- Problem statement
Transcribe every line below exactly; no image goes into the output.

── Source data

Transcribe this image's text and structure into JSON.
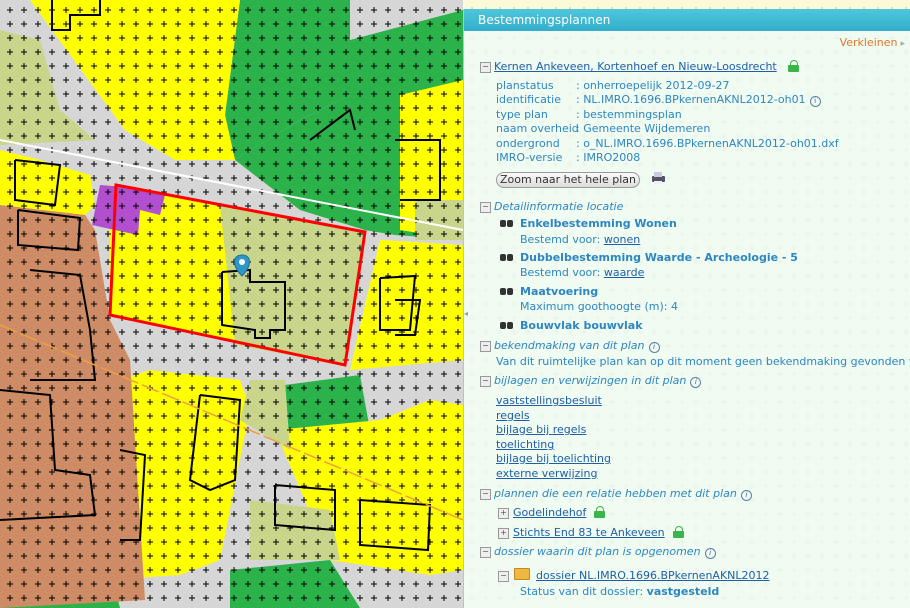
{
  "panel": {
    "title": "Bestemmingsplannen",
    "verkleinen": "Verkleinen",
    "plan": {
      "name": "Kernen Ankeveen, Kortenhoef en Nieuw-Loosdrecht",
      "fields": [
        {
          "key": "planstatus",
          "value": ": onherroepelijk 2012-09-27"
        },
        {
          "key": "identificatie",
          "value": ": NL.IMRO.1696.BPkernenAKNL2012-oh01"
        },
        {
          "key": "type plan",
          "value": ": bestemmingsplan"
        },
        {
          "key": "naam overheid",
          "value": ": Gemeente Wijdemeren"
        },
        {
          "key": "ondergrond",
          "value": ": o_NL.IMRO.1696.BPkernenAKNL2012-oh01.dxf"
        },
        {
          "key": "IMRO-versie",
          "value": ": IMRO2008"
        }
      ],
      "zoom_button": "Zoom naar het hele plan"
    },
    "detail": {
      "title": "Detailinformatie locatie",
      "item1_title": "Enkelbestemming Wonen",
      "item1_sub_prefix": "Bestemd voor: ",
      "item1_sub_link": "wonen",
      "item2_title": "Dubbelbestemming Waarde - Archeologie - 5",
      "item2_sub_prefix": "Bestemd voor: ",
      "item2_sub_link": "waarde",
      "item3_title": "Maatvoering",
      "item3_sub": "Maximum goothoogte (m): 4",
      "item4_title": "Bouwvlak bouwvlak"
    },
    "bekendmaking": {
      "title": "bekendmaking van dit plan",
      "text": "Van dit ruimtelijke plan kan op dit moment geen bekendmaking gevonden worden"
    },
    "bijlagen": {
      "title": "bijlagen en verwijzingen in dit plan",
      "links": [
        "vaststellingsbesluit",
        "regels",
        "bijlage bij regels",
        "toelichting",
        "bijlage bij toelichting",
        "externe verwijzing"
      ]
    },
    "relaties": {
      "title": "plannen die een relatie hebben met dit plan",
      "items": [
        "Godelindehof",
        "Stichts End 83 te Ankeveen"
      ]
    },
    "dossier": {
      "title": "dossier waarin dit plan is opgenomen",
      "link": "dossier NL.IMRO.1696.BPkernenAKNL2012",
      "status_prefix": "Status van dit dossier: ",
      "status_value": "vastgesteld"
    }
  },
  "colors": {
    "header": "#3fb8d1",
    "yellow": "#ffff00",
    "green": "#2db34a",
    "olive": "#c8d58a",
    "brown": "#cc8c64",
    "purple": "#b14fcf",
    "red_outline": "#ff0000",
    "marker": "#2f97c8"
  }
}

────

- Solution to this exercise
Transcribe this image's text and structure into JSON.
{
  "panel": {
    "title": "Bestemmingsplannen",
    "verkleinen": "Verkleinen",
    "plan": {
      "name": "Kernen Ankeveen, Kortenhoef en Nieuw-Loosdrecht",
      "fields": [
        {
          "key": "planstatus",
          "value": ": onherroepelijk 2012-09-27"
        },
        {
          "key": "identificatie",
          "value": ": NL.IMRO.1696.BPkernenAKNL2012-oh01"
        },
        {
          "key": "type plan",
          "value": ": bestemmingsplan"
        },
        {
          "key": "naam overheid",
          "value": ": Gemeente Wijdemeren"
        },
        {
          "key": "ondergrond",
          "value": ": o_NL.IMRO.1696.BPkernenAKNL2012-oh01.dxf"
        },
        {
          "key": "IMRO-versie",
          "value": ": IMRO2008"
        }
      ],
      "zoom_button": "Zoom naar het hele plan"
    },
    "detail": {
      "title": "Detailinformatie locatie",
      "item1_title": "Enkelbestemming Wonen",
      "item1_sub_prefix": "Bestemd voor: ",
      "item1_sub_link": "wonen",
      "item2_title": "Dubbelbestemming Waarde - Archeologie - 5",
      "item2_sub_prefix": "Bestemd voor: ",
      "item2_sub_link": "waarde",
      "item3_title": "Maatvoering",
      "item3_sub": "Maximum goothoogte (m): 4",
      "item4_title": "Bouwvlak bouwvlak"
    },
    "bekendmaking": {
      "title": "bekendmaking van dit plan",
      "text": "Van dit ruimtelijke plan kan op dit moment geen bekendmaking gevonden worden"
    },
    "bijlagen": {
      "title": "bijlagen en verwijzingen in dit plan",
      "links": [
        "vaststellingsbesluit",
        "regels",
        "bijlage bij regels",
        "toelichting",
        "bijlage bij toelichting",
        "externe verwijzing"
      ]
    },
    "relaties": {
      "title": "plannen die een relatie hebben met dit plan",
      "items": [
        "Godelindehof",
        "Stichts End 83 te Ankeveen"
      ]
    },
    "dossier": {
      "title": "dossier waarin dit plan is opgenomen",
      "link": "dossier NL.IMRO.1696.BPkernenAKNL2012",
      "status_prefix": "Status van dit dossier: ",
      "status_value": "vastgesteld"
    }
  },
  "colors": {
    "header": "#3fb8d1",
    "yellow": "#ffff00",
    "green": "#2db34a",
    "olive": "#c8d58a",
    "brown": "#cc8c64",
    "purple": "#b14fcf",
    "red_outline": "#ff0000",
    "marker": "#2f97c8"
  }
}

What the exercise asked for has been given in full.